* AIM OF THE TASK:
Below are the records. List every line holding the word "Basketball".

(Collection entries)
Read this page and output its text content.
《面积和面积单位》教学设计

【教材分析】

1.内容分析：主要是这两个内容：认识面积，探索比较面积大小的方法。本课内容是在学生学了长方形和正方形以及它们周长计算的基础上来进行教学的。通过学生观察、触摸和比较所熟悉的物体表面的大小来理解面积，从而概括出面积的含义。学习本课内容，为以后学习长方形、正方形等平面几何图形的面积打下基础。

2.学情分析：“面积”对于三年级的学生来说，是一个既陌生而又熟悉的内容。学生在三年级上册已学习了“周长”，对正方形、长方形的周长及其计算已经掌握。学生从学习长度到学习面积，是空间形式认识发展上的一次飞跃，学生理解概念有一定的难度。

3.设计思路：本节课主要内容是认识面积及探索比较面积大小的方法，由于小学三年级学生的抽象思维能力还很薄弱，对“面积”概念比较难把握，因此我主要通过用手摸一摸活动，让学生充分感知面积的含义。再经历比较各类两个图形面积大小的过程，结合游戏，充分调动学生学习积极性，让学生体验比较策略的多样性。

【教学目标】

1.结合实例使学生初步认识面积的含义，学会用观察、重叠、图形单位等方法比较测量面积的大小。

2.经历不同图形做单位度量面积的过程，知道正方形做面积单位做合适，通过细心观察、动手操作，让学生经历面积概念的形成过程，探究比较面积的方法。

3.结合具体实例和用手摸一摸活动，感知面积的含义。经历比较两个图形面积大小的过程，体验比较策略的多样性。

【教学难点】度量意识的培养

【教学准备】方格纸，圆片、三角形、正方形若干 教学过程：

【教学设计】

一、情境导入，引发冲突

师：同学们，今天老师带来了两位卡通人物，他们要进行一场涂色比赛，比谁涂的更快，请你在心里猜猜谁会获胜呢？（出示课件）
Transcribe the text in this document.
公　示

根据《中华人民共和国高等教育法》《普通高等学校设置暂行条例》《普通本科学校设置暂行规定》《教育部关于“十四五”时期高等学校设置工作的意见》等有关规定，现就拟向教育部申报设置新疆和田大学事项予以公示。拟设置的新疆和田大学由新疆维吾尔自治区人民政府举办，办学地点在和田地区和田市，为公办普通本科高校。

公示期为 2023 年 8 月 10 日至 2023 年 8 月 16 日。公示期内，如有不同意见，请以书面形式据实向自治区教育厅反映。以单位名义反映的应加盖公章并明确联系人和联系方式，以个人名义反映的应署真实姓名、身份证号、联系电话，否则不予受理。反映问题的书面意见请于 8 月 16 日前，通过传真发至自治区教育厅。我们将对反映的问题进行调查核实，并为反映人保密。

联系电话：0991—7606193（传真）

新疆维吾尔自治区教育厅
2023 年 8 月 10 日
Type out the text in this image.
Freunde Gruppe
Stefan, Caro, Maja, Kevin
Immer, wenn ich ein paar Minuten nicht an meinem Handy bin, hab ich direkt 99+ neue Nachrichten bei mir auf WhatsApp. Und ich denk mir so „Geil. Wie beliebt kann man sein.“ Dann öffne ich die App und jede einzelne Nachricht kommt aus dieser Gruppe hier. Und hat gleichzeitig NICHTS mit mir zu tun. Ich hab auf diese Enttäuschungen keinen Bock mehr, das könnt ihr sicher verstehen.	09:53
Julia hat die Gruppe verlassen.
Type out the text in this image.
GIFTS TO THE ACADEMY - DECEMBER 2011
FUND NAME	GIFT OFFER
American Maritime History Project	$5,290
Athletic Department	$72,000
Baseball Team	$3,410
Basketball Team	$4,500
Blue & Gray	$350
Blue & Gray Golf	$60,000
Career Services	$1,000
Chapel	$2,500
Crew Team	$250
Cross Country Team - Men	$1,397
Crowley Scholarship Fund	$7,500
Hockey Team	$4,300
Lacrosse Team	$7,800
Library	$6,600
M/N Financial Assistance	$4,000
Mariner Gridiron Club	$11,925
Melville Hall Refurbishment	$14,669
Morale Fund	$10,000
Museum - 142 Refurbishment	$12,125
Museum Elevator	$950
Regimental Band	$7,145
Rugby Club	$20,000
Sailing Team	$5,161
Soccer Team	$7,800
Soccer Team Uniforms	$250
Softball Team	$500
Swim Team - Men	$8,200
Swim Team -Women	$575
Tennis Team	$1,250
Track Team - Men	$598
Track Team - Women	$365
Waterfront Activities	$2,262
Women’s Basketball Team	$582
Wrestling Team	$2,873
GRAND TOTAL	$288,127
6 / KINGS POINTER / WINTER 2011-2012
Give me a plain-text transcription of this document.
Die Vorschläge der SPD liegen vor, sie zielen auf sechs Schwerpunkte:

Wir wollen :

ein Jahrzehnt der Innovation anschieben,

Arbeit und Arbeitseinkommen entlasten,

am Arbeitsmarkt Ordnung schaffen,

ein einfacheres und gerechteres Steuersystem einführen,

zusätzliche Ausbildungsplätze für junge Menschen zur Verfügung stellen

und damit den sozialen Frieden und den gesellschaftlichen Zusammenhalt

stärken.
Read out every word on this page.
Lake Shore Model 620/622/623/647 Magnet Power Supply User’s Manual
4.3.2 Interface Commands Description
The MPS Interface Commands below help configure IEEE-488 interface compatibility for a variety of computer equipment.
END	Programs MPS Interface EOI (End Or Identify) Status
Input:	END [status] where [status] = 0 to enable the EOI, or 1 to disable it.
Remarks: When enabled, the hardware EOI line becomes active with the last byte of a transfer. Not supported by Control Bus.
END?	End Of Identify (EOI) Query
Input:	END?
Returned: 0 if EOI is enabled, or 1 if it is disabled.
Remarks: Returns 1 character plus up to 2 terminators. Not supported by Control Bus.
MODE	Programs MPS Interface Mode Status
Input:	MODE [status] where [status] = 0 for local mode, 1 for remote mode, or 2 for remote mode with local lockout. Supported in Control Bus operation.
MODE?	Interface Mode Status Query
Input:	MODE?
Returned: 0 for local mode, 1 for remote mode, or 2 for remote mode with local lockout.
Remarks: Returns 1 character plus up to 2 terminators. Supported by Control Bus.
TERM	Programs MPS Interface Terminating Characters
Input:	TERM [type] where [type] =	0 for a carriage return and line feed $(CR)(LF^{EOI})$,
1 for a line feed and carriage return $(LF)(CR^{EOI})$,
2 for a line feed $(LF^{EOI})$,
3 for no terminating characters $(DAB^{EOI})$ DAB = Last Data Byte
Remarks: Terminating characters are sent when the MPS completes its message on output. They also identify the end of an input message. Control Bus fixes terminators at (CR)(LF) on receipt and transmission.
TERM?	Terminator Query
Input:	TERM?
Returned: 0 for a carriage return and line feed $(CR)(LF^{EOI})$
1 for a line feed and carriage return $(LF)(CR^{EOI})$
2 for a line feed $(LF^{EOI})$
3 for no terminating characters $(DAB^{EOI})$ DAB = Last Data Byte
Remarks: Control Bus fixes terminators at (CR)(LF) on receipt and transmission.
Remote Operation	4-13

* TASK RESPONSE:
Basketball Team	$4,500
Women’s Basketball Team	$582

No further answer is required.